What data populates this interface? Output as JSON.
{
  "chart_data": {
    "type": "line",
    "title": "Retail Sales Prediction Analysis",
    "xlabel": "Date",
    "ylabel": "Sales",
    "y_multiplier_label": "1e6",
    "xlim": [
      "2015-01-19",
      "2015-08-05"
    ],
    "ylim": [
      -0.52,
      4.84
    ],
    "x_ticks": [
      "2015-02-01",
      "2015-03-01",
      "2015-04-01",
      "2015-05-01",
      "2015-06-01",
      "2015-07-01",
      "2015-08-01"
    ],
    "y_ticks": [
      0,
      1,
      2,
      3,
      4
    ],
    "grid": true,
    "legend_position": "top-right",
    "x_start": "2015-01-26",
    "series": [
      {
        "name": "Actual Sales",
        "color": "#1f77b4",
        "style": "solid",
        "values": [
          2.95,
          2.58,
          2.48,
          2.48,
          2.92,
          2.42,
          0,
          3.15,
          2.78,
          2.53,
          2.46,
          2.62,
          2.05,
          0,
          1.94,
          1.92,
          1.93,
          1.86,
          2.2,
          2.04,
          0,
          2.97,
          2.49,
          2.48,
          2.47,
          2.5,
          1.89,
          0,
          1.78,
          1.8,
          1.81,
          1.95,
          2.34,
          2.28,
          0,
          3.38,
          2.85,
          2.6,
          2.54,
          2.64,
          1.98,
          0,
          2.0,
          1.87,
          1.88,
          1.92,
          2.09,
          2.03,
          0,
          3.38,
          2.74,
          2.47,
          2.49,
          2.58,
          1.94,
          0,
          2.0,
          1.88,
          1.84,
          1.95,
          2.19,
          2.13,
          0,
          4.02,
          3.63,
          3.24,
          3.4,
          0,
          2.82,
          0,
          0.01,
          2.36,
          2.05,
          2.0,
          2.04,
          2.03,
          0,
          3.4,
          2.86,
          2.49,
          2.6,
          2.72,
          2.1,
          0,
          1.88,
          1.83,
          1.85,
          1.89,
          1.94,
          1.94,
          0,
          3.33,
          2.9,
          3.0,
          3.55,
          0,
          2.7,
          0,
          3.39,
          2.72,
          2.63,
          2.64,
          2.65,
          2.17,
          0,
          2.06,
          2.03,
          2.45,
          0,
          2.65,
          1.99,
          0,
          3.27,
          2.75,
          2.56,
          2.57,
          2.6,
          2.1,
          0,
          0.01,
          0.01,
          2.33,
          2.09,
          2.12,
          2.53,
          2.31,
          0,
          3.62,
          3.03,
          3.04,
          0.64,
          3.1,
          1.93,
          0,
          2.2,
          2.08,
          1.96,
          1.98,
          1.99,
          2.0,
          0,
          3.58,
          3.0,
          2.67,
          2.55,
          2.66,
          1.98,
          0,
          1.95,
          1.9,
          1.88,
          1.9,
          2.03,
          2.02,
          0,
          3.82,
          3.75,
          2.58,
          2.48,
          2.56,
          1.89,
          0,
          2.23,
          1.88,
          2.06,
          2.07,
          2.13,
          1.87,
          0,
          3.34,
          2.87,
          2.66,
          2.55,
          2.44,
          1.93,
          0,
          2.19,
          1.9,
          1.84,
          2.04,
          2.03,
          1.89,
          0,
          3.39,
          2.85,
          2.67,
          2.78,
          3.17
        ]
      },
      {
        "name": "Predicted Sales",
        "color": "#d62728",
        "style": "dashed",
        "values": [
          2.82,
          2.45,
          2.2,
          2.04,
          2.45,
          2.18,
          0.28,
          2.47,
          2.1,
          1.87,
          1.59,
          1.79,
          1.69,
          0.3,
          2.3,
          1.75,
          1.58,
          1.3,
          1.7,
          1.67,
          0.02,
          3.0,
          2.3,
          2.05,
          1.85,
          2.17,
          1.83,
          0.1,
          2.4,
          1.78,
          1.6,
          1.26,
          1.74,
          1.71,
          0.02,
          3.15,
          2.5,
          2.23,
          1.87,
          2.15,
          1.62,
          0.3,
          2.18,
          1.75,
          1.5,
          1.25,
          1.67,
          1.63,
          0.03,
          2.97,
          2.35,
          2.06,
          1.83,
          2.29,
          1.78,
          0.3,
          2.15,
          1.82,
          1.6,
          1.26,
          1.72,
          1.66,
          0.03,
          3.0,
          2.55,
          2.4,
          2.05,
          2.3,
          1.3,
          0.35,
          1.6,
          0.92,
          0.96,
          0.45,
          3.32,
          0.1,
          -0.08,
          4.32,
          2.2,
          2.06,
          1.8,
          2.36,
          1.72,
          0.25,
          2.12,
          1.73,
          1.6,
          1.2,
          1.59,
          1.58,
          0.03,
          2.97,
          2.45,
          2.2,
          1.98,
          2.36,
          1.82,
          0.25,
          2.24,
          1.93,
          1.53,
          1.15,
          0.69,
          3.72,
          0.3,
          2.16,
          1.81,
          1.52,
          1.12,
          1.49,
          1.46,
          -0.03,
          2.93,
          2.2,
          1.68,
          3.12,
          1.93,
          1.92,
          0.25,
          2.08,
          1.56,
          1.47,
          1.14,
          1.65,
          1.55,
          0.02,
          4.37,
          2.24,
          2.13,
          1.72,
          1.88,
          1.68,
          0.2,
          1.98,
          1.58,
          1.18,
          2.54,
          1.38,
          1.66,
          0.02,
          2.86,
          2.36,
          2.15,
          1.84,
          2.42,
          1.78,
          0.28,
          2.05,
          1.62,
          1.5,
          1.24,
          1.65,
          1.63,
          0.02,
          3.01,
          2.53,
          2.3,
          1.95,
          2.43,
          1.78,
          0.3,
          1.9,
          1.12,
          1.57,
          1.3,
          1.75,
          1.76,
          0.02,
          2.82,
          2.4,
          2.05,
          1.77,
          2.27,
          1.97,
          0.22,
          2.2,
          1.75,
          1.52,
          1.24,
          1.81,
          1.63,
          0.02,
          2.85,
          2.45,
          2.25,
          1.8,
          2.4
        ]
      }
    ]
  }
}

> _SHORT TASK_:
Lines that hold the word "name" are the ones to return, every one of them.

> _RESULT OF THE TASK_:
        "name": "Actual Sales",
        "name": "Predicted Sales",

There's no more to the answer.